* EXERCISE DESCRIPTION
In the listing below, locate the lines that hold the string "Volume". Copy those lines.

* DATA SUPPLIED
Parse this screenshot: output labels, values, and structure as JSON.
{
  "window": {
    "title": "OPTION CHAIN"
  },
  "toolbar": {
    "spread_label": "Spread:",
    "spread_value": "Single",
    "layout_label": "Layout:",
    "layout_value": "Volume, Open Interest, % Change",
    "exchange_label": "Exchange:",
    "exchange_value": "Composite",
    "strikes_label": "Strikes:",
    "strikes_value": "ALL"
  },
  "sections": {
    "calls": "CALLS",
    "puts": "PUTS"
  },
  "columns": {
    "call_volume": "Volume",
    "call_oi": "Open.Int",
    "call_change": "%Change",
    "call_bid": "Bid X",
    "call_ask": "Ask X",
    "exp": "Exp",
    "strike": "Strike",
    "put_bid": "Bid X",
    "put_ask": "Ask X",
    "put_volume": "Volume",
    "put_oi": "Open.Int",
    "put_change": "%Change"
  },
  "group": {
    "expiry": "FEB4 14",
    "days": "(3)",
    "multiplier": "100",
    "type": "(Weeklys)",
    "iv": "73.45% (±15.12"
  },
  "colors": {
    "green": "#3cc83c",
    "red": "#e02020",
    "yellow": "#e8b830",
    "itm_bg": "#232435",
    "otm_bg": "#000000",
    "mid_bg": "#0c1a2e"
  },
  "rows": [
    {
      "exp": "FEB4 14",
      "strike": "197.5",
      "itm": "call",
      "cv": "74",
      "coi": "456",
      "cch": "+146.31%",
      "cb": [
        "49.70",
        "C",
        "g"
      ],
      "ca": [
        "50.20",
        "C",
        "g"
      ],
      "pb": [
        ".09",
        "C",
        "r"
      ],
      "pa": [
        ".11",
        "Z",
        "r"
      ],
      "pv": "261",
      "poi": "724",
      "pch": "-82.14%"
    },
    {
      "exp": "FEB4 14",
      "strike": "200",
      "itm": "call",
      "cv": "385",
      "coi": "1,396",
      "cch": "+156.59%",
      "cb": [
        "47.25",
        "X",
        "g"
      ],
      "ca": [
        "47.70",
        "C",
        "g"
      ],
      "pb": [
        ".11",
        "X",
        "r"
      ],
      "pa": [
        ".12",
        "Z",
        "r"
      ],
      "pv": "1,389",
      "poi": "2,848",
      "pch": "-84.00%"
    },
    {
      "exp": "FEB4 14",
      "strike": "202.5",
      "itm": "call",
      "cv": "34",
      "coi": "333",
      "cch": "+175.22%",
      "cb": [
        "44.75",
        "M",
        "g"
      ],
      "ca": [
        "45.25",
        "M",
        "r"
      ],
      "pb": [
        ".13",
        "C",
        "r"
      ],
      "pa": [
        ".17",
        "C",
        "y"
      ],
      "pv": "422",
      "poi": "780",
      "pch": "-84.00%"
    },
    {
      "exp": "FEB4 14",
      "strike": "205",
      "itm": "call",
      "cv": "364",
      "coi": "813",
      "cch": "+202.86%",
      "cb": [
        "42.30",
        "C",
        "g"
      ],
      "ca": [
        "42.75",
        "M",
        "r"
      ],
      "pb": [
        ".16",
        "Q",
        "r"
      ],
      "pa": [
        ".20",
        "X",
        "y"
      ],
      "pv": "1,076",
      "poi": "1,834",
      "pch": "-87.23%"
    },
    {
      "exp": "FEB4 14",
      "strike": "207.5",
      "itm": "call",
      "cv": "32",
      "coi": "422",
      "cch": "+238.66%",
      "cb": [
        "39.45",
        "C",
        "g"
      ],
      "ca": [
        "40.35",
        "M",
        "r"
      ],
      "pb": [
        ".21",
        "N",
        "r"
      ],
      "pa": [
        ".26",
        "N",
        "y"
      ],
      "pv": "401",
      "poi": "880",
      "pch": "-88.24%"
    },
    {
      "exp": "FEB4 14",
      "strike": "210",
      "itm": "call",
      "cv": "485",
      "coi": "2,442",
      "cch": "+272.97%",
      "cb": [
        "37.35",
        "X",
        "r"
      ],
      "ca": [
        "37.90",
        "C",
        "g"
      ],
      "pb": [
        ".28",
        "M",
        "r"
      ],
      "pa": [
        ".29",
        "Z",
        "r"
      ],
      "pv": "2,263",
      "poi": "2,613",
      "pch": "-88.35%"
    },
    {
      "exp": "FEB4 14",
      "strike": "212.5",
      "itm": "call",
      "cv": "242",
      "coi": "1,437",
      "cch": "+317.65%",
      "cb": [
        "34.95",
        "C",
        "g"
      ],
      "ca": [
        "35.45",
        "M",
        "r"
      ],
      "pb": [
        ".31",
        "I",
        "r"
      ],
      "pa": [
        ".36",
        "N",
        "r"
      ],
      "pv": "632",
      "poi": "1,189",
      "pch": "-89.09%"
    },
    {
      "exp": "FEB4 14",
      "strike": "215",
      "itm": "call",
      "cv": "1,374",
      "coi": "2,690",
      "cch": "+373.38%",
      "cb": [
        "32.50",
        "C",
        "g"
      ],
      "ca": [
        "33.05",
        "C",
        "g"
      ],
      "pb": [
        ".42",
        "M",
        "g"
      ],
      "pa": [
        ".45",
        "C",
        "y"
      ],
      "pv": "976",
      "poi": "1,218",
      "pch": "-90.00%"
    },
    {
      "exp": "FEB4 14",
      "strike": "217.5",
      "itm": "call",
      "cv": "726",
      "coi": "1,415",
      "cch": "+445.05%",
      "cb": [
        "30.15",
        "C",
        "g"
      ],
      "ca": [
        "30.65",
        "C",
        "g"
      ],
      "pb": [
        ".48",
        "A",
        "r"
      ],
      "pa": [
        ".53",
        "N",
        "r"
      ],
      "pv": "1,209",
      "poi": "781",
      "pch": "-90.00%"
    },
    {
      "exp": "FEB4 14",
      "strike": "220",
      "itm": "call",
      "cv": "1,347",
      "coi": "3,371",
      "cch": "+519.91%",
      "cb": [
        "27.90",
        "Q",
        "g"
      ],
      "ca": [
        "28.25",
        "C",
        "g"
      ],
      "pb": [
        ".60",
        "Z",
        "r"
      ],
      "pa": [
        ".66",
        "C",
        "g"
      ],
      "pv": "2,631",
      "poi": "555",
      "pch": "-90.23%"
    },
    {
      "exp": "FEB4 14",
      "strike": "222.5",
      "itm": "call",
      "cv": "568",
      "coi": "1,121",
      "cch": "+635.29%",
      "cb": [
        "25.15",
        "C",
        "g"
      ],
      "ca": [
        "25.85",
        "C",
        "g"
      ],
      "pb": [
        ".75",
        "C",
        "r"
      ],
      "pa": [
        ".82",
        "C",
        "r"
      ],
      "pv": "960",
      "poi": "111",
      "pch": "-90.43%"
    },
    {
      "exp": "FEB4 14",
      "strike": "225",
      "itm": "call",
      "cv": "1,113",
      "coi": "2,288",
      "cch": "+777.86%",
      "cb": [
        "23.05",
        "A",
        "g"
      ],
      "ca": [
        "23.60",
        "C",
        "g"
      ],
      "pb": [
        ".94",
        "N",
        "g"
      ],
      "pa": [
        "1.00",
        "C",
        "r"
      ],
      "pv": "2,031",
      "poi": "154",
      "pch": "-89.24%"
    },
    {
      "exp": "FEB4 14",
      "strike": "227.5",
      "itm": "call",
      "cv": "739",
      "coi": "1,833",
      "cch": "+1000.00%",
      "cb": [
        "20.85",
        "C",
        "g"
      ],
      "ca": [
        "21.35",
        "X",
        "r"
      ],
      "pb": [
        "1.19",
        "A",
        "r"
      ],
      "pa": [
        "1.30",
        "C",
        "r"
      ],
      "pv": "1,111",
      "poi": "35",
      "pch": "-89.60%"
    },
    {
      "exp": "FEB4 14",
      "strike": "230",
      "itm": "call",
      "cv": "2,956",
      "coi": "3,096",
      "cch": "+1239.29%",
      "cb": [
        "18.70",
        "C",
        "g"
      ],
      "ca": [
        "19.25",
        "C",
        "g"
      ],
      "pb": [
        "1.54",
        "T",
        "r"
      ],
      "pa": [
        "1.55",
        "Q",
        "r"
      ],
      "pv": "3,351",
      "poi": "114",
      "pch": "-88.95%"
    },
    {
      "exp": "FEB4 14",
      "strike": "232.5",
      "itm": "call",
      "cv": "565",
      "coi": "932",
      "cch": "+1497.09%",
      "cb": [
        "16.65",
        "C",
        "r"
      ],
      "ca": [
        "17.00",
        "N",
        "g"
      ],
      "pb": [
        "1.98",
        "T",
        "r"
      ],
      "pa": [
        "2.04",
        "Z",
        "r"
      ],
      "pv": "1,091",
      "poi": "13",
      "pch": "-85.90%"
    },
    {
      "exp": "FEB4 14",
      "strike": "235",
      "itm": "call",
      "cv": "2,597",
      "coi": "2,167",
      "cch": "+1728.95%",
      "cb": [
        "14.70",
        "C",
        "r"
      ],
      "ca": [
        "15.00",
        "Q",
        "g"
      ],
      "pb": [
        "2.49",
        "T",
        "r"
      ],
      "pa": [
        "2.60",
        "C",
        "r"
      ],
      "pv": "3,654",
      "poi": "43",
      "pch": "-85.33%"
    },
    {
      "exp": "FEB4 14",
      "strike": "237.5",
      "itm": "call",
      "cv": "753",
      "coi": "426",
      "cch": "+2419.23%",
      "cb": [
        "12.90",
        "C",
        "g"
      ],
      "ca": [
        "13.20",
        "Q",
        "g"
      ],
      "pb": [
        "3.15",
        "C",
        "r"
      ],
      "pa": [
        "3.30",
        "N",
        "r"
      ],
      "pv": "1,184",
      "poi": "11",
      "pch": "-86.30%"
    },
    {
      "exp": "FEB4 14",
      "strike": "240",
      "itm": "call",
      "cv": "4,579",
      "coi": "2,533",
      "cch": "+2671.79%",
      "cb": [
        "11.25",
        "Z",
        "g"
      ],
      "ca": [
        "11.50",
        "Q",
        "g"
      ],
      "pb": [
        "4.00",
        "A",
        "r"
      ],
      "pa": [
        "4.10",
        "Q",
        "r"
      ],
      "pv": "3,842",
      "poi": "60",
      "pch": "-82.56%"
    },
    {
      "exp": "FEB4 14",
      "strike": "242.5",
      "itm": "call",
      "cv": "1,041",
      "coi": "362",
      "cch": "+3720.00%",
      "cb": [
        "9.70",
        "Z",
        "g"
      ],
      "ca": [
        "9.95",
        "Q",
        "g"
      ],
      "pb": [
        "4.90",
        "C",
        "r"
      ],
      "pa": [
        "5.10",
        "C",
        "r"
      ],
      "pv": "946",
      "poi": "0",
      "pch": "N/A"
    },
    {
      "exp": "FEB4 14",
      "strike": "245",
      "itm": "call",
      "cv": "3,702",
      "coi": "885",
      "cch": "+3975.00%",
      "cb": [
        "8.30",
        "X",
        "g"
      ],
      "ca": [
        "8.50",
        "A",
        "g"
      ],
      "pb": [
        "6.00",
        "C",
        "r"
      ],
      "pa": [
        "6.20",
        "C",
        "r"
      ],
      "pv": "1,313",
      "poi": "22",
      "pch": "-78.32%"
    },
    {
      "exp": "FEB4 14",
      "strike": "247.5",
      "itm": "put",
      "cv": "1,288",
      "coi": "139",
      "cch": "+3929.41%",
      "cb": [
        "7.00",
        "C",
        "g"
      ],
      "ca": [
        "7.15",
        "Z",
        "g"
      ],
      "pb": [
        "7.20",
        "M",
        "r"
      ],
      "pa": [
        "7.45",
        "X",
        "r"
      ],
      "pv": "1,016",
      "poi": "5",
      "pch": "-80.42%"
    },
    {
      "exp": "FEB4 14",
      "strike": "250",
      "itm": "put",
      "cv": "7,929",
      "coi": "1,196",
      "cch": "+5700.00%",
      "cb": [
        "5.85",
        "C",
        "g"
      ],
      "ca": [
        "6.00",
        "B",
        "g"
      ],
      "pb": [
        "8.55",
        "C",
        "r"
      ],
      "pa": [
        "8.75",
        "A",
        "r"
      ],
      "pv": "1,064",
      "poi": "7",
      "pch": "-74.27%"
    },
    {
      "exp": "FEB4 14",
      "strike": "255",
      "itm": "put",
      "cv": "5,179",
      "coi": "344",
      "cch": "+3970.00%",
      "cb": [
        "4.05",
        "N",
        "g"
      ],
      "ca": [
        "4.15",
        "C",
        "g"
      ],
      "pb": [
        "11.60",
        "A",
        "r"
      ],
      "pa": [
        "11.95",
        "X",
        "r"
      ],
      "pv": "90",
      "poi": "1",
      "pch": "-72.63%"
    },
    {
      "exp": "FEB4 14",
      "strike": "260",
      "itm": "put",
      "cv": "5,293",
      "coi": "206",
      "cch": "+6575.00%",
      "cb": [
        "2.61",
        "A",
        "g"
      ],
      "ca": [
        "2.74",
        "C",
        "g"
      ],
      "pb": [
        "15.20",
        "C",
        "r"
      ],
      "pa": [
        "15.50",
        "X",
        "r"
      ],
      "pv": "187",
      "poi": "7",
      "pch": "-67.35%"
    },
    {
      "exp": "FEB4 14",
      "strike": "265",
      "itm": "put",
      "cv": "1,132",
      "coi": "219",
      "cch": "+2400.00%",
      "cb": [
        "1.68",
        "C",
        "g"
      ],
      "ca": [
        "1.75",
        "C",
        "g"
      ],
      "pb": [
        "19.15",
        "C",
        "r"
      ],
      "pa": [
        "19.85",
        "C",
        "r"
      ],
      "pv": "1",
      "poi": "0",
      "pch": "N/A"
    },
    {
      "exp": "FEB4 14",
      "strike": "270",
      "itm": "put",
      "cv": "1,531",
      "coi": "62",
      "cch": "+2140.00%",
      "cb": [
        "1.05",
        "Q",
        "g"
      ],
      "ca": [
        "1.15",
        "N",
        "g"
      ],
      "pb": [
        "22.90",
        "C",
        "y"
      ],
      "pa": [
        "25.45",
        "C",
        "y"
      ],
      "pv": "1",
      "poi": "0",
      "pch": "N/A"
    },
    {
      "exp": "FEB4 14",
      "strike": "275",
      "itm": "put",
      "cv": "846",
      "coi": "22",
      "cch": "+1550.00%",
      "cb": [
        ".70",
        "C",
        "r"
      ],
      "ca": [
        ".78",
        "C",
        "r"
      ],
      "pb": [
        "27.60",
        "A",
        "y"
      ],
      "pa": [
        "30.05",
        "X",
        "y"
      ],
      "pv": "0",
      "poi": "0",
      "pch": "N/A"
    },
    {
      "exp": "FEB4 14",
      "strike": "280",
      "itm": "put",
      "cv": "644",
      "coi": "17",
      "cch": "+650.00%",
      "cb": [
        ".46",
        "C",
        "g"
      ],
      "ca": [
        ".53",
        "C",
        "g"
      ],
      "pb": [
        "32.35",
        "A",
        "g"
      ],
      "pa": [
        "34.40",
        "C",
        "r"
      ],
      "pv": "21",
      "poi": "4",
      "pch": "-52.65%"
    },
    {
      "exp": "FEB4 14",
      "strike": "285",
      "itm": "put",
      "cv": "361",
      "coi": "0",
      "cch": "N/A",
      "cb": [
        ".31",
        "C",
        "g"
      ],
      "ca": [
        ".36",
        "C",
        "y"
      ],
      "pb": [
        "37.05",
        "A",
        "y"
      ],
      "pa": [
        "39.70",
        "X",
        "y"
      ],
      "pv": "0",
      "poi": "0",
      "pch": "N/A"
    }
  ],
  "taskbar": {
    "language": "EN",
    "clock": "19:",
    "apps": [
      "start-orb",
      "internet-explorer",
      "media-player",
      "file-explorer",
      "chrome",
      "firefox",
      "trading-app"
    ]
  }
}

* ANSWER TO THE PROBLEM
    "layout_value": "Volume, Open Interest, % Change",
    "call_volume": "Volume",
    "put_volume": "Volume",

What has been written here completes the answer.